--- start ---

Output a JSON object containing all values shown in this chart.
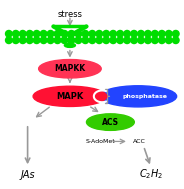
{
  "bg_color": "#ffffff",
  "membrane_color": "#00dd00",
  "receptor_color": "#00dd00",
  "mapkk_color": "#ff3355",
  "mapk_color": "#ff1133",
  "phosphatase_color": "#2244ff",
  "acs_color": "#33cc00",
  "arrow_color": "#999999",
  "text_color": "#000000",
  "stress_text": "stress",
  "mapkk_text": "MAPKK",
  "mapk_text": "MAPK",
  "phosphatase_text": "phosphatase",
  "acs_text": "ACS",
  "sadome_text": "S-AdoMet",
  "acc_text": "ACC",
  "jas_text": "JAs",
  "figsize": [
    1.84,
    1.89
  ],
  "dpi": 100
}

--- end ---

Quote the data above in full and without alteration; skip the pictures.

Output a JSON object containing all values shown in this chart.
{
  "bg_color": "#ffffff",
  "membrane_color": "#00dd00",
  "receptor_color": "#00dd00",
  "mapkk_color": "#ff3355",
  "mapk_color": "#ff1133",
  "phosphatase_color": "#2244ff",
  "acs_color": "#33cc00",
  "arrow_color": "#999999",
  "text_color": "#000000",
  "stress_text": "stress",
  "mapkk_text": "MAPKK",
  "mapk_text": "MAPK",
  "phosphatase_text": "phosphatase",
  "acs_text": "ACS",
  "sadome_text": "S-AdoMet",
  "acc_text": "ACC",
  "jas_text": "JAs",
  "figsize": [
    1.84,
    1.89
  ],
  "dpi": 100
}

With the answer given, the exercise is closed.